Page excerpt
══════════

Member of the Board of Supreme Prosecutors
- In office 18 December 2013 – 21 June 2023

Personal details
- Born: Zoraida Ávalos Rivera 14 June 1956 (age 70) Callao, Peru
- Education: National University of San Marcos; Federico Villarreal National University;
- Occupation: Jurist

= Zoraida Ávalos =

Peruvian lawyer

Zoraida Ávalos Rivera (born 14 June 1956) is a Peruvian jurist who served as the country's Attorney General of Peru from 8 January 2019 to 30 March 2022.

==Biography==
Zoraida Ávalos was born in Callao on 14 June 1956. She graduated from the National University of San Marcos in 1981 with a law degree, and completed her master's and doctorate degrees at Federico Villarreal National University.

══════════

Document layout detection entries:
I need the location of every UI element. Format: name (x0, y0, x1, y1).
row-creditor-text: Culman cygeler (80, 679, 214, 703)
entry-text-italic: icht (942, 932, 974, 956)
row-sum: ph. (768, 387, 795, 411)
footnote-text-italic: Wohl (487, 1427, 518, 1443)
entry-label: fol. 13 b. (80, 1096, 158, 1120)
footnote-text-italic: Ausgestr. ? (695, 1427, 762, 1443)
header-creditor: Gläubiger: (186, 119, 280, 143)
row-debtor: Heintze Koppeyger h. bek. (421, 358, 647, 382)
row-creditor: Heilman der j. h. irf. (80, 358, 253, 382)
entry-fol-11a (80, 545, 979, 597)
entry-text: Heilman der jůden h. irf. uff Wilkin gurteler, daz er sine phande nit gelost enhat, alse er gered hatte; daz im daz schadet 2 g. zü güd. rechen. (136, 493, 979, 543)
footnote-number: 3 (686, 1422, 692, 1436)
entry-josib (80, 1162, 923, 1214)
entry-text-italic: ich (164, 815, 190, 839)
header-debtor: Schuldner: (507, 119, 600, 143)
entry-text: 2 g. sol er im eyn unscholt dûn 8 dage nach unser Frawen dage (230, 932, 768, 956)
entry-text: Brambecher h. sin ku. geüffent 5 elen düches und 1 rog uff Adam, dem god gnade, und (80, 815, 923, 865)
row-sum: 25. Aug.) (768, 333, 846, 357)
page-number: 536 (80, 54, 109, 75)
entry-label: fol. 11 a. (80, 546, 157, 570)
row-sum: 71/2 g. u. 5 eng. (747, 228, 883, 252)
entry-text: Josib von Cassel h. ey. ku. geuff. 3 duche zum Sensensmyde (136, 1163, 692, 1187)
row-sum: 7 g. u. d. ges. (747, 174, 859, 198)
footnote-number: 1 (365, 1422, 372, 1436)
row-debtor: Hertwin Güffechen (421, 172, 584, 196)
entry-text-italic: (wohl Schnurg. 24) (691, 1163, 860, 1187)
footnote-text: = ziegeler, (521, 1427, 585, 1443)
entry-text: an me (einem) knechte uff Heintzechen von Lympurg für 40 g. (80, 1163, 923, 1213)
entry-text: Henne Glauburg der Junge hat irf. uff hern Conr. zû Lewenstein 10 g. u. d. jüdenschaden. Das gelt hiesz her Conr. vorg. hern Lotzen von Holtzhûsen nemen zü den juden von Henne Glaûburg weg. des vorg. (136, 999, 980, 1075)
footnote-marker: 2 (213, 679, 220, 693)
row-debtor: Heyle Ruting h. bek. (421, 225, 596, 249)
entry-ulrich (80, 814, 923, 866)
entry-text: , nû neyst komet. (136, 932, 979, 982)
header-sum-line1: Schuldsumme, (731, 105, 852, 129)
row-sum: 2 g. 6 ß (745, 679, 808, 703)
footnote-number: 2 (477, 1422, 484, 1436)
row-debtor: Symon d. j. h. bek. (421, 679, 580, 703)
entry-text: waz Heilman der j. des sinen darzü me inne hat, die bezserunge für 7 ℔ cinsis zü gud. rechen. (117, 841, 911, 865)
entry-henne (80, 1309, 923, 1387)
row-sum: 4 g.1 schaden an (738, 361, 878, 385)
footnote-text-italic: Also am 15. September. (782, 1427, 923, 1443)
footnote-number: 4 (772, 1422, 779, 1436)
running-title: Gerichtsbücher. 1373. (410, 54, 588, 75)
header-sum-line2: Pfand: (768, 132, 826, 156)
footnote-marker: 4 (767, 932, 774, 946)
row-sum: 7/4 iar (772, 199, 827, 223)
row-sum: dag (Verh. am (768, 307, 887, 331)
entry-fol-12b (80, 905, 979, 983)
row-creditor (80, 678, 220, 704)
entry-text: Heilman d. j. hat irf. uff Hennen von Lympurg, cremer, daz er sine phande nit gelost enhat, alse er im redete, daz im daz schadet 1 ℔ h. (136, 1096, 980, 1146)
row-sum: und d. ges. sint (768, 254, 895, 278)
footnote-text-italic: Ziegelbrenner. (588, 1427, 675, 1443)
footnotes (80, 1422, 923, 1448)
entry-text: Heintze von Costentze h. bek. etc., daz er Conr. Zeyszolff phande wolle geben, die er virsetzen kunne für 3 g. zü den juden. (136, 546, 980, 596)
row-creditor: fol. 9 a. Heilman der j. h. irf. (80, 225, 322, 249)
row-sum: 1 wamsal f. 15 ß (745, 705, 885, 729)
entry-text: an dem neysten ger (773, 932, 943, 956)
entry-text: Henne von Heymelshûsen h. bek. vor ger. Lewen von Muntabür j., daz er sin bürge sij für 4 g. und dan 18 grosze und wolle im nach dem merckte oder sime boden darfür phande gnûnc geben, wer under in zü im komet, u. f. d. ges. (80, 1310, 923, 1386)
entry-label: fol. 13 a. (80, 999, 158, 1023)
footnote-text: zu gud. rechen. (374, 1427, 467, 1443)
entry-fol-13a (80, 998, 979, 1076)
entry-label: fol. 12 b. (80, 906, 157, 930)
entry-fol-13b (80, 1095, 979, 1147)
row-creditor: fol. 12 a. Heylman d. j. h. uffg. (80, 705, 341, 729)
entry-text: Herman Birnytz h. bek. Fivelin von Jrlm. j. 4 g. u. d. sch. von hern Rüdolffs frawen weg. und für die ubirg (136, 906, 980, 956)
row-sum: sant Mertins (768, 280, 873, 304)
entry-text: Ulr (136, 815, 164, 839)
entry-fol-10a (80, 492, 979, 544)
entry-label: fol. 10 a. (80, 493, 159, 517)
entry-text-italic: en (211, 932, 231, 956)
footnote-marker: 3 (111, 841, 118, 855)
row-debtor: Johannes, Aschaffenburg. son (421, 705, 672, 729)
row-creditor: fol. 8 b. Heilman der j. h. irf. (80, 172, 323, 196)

══════════

Activity
Please write out the Zoraida Ávalos excerpt from "Peruvian lawyer" to "Villarreal National University.", word for word.

Task solution
Peruvian lawyer

Zoraida Ávalos Rivera (born 14 June 1956) is a Peruvian jurist who served as the country's Attorney General of Peru from 8 January 2019 to 30 March 2022.

==Biography==
Zoraida Ávalos was born in Callao on 14 June 1956. She graduated from the National University of San Marcos in 1981 with a law degree, and completed her master's and doctorate degrees at Federico Villarreal National University.